*Record extracts*:
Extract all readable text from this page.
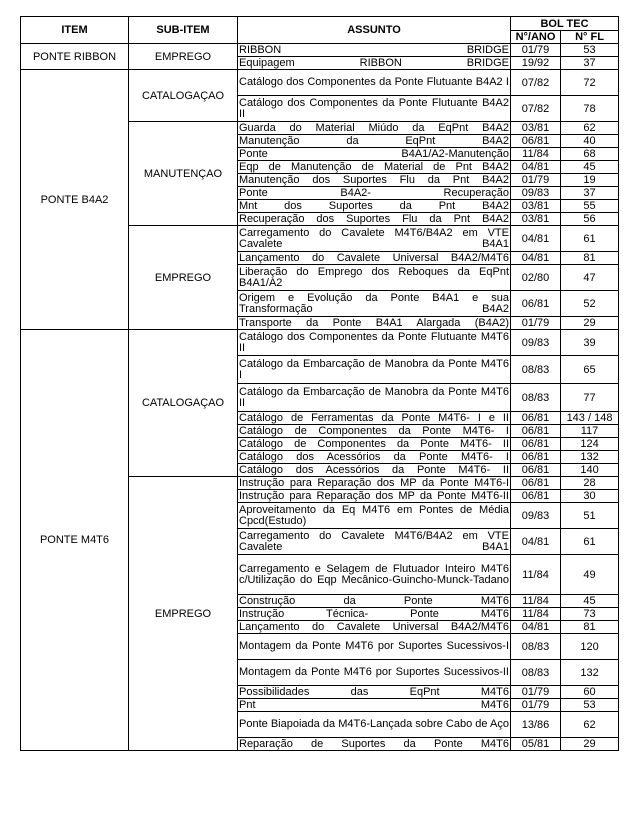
ITEM	SUB-ITEM	ASSUNTO	BOL TEC	
			N°/ANO	N° FL
PONTE RIBBON	EMPREGO	RIBBON BRIDGE	01/79	53
		Equipagem RIBBON BRIDGE	19/92	37
PONTE B4A2	CATALOGAÇAO	Catálogo dos Componentes da Ponte Flutuante B4A2 I	07/82	72
		Catálogo dos Componentes da Ponte Flutuante B4A2 II	07/82	78
	MANUTENÇAO	Guarda do Material Miúdo da EqPnt B4A2	03/81	62
		Manutenção da EqPnt B4A2	06/81	40
		Ponte B4A1/A2-Manutenção	11/84	68
		Eqp de Manutenção de Material de Pnt B4A2	04/81	45
		Manutenção dos Suportes Flu da Pnt B4A2	01/79	19
		Ponte B4A2- Recuperação	09/83	37
		Mnt dos Suportes da Pnt B4A2	03/81	55
		Recuperação dos Suportes Flu da Pnt B4A2	03/81	56
	EMPREGO	Carregamento do Cavalete M4T6/B4A2 em VTE Cavalete B4A1	04/81	61
		Lançamento do Cavalete Universal B4A2/M4T6	04/81	81
		Liberação do Emprego dos Reboques da EqPnt B4A1/A2	02/80	47
		Origem e Evolução da Ponte B4A1 e sua Transformação B4A2	06/81	52
		Transporte da Ponte B4A1 Alargada (B4A2)	01/79	29
PONTE M4T6	CATALOGAÇAO	Catálogo dos Componentes da Ponte Flutuante M4T6 II	09/83	39
		Catálogo da Embarcação de Manobra da Ponte M4T6 I	08/83	65
		Catálogo da Embarcação de Manobra da Ponte M4T6 II	08/83	77
		Catálogo de Ferramentas da Ponte M4T6- I e II	06/81	143 / 148
		Catálogo de Componentes da Ponte M4T6- I	06/81	117
		Catálogo de Componentes da Ponte M4T6- II	06/81	124
		Catálogo dos Acessórios da Ponte M4T6- I	06/81	132
		Catálogo dos Acessórios da Ponte M4T6- II	06/81	140
	EMPREGO	Instrução para Reparação dos MP da Ponte M4T6-I	06/81	28
		Instrução para Reparação dos MP da Ponte M4T6-II	06/81	30
		Aproveitamento da Eq M4T6 em Pontes de Média Cpcd(Estudo)	09/83	51
		Carregamento do Cavalete M4T6/B4A2 em VTE Cavalete B4A1	04/81	61
		Carregamento e Selagem de Flutuador Inteiro M4T6 c/Utilização do Eqp Mecânico-Guincho-Munck-Tadano	11/84	49
		Construção da Ponte M4T6	11/84	45
		Instrução Técnica- Ponte M4T6	11/84	73
		Lançamento do Cavalete Universal B4A2/M4T6	04/81	81
		Montagem da Ponte M4T6 por Suportes Sucessivos-I	08/83	120
		Montagem da Ponte M4T6 por Suportes Sucessivos-II	08/83	132
		Possibilidades das EqPnt M4T6	01/79	60
		Pnt M4T6	01/79	53
		Ponte Biapoiada da M4T6-Lançada sobre Cabo de Aço	13/86	62
		Reparação de Suportes da Ponte M4T6	05/81	29
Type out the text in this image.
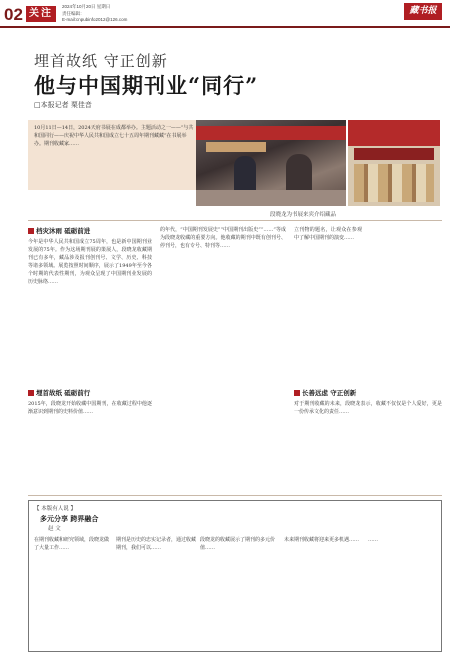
02 关注
2024年10月20日 星期日
责任编辑：
E-mail:cnpubinfo2012@126.com
藏书报
埋首故纸 守正创新
他与中国期刊业“同行”
□本报记者 栗佳音
10月11日—14日，2024天府书展在成都举办。主题活动之一——“与共和国同行——庆祝中华人民共和国成立七十五周年期刊藏藏”在书展举办。期刊收藏家……
段晓龙为书展来宾介绍藏品
档灾沐雨 砥砺前进
今年是中华人民共和国成立75周年，也是新中国期刊业发展的75年。作为这场期刊展的策展人，段晓龙收藏期刊已有多年，藏品涉及报刊创刊号、文学、历史、科技等诸多领域。展览按照时间顺序，展示了1949年至今各个时期的代表性期刊，为观众呈现了中国期刊业发展的历史脉络……
埋首故纸 砥砺前行
2015年，段晓龙开始收藏中国期刊，在收藏过程中他逐渐意识到期刊的史料价值……
的年代，“中国期刊发展史”“中国期刊出版史”“……”等成为段晓龙收藏的重要方向。他收藏的期刊中既有创刊号、停刊号，也有专号、特刊等……
立刊物的题名，让观众在参观中了解中国期刊的演变……
长善远虑 守正创新
对于期刊收藏的未来，段晓龙表示，收藏不仅仅是个人爱好，更是一份传承文化的责任……
【 本版有人说 】
多元分享 跨界融合
赵 文
在期刊收藏和研究领域，段晓龙做了大量工作……
期刊是历史的忠实记录者，通过收藏期刊，我们可以……
段晓龙的收藏展示了期刊的多元价值……
未来期刊收藏将迎来更多机遇……	……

*Written instruction*:
Transcribe the records above verbatim. Do not carry over any picture.

*Correct response*:
Extract all readable text from this page.
ITEM	SUB-ITEM	ASSUNTO	BOL TEC	
			N°/ANO	N° FL
PONTE RIBBON	EMPREGO	RIBBON BRIDGE	01/79	53
		Equipagem RIBBON BRIDGE	19/92	37
PONTE B4A2	CATALOGAÇAO	Catálogo dos Componentes da Ponte Flutuante B4A2 I	07/82	72
		Catálogo dos Componentes da Ponte Flutuante B4A2 II	07/82	78
	MANUTENÇAO	Guarda do Material Miúdo da EqPnt B4A2	03/81	62
		Manutenção da EqPnt B4A2	06/81	40
		Ponte B4A1/A2-Manutenção	11/84	68
		Eqp de Manutenção de Material de Pnt B4A2	04/81	45
		Manutenção dos Suportes Flu da Pnt B4A2	01/79	19
		Ponte B4A2- Recuperação	09/83	37
		Mnt dos Suportes da Pnt B4A2	03/81	55
		Recuperação dos Suportes Flu da Pnt B4A2	03/81	56
	EMPREGO	Carregamento do Cavalete M4T6/B4A2 em VTE Cavalete B4A1	04/81	61
		Lançamento do Cavalete Universal B4A2/M4T6	04/81	81
		Liberação do Emprego dos Reboques da EqPnt B4A1/A2	02/80	47
		Origem e Evolução da Ponte B4A1 e sua Transformação B4A2	06/81	52
		Transporte da Ponte B4A1 Alargada (B4A2)	01/79	29
PONTE M4T6	CATALOGAÇAO	Catálogo dos Componentes da Ponte Flutuante M4T6 II	09/83	39
		Catálogo da Embarcação de Manobra da Ponte M4T6 I	08/83	65
		Catálogo da Embarcação de Manobra da Ponte M4T6 II	08/83	77
		Catálogo de Ferramentas da Ponte M4T6- I e II	06/81	143 / 148
		Catálogo de Componentes da Ponte M4T6- I	06/81	117
		Catálogo de Componentes da Ponte M4T6- II	06/81	124
		Catálogo dos Acessórios da Ponte M4T6- I	06/81	132
		Catálogo dos Acessórios da Ponte M4T6- II	06/81	140
	EMPREGO	Instrução para Reparação dos MP da Ponte M4T6-I	06/81	28
		Instrução para Reparação dos MP da Ponte M4T6-II	06/81	30
		Aproveitamento da Eq M4T6 em Pontes de Média Cpcd(Estudo)	09/83	51
		Carregamento do Cavalete M4T6/B4A2 em VTE Cavalete B4A1	04/81	61
		Carregamento e Selagem de Flutuador Inteiro M4T6 c/Utilização do Eqp Mecânico-Guincho-Munck-Tadano	11/84	49
		Construção da Ponte M4T6	11/84	45
		Instrução Técnica- Ponte M4T6	11/84	73
		Lançamento do Cavalete Universal B4A2/M4T6	04/81	81
		Montagem da Ponte M4T6 por Suportes Sucessivos-I	08/83	120
		Montagem da Ponte M4T6 por Suportes Sucessivos-II	08/83	132
		Possibilidades das EqPnt M4T6	01/79	60
		Pnt M4T6	01/79	53
		Ponte Biapoiada da M4T6-Lançada sobre Cabo de Aço	13/86	62
		Reparação de Suportes da Ponte M4T6	05/81	29
Type out the text in this image.
02 关注
2024年10月20日 星期日
责任编辑：
E-mail:cnpubinfo2012@126.com
藏书报
埋首故纸 守正创新
他与中国期刊业“同行”
□本报记者 栗佳音
10月11日—14日，2024天府书展在成都举办。主题活动之一——“与共和国同行——庆祝中华人民共和国成立七十五周年期刊藏藏”在书展举办。期刊收藏家……
段晓龙为书展来宾介绍藏品
档灾沐雨 砥砺前进
今年是中华人民共和国成立75周年，也是新中国期刊业发展的75年。作为这场期刊展的策展人，段晓龙收藏期刊已有多年，藏品涉及报刊创刊号、文学、历史、科技等诸多领域。展览按照时间顺序，展示了1949年至今各个时期的代表性期刊，为观众呈现了中国期刊业发展的历史脉络……
埋首故纸 砥砺前行
2015年，段晓龙开始收藏中国期刊，在收藏过程中他逐渐意识到期刊的史料价值……
的年代，“中国期刊发展史”“中国期刊出版史”“……”等成为段晓龙收藏的重要方向。他收藏的期刊中既有创刊号、停刊号，也有专号、特刊等……
立刊物的题名，让观众在参观中了解中国期刊的演变……
长善远虑 守正创新
对于期刊收藏的未来，段晓龙表示，收藏不仅仅是个人爱好，更是一份传承文化的责任……
【 本版有人说 】
多元分享 跨界融合
赵 文
在期刊收藏和研究领域，段晓龙做了大量工作……
期刊是历史的忠实记录者，通过收藏期刊，我们可以……
段晓龙的收藏展示了期刊的多元价值……
未来期刊收藏将迎来更多机遇……	……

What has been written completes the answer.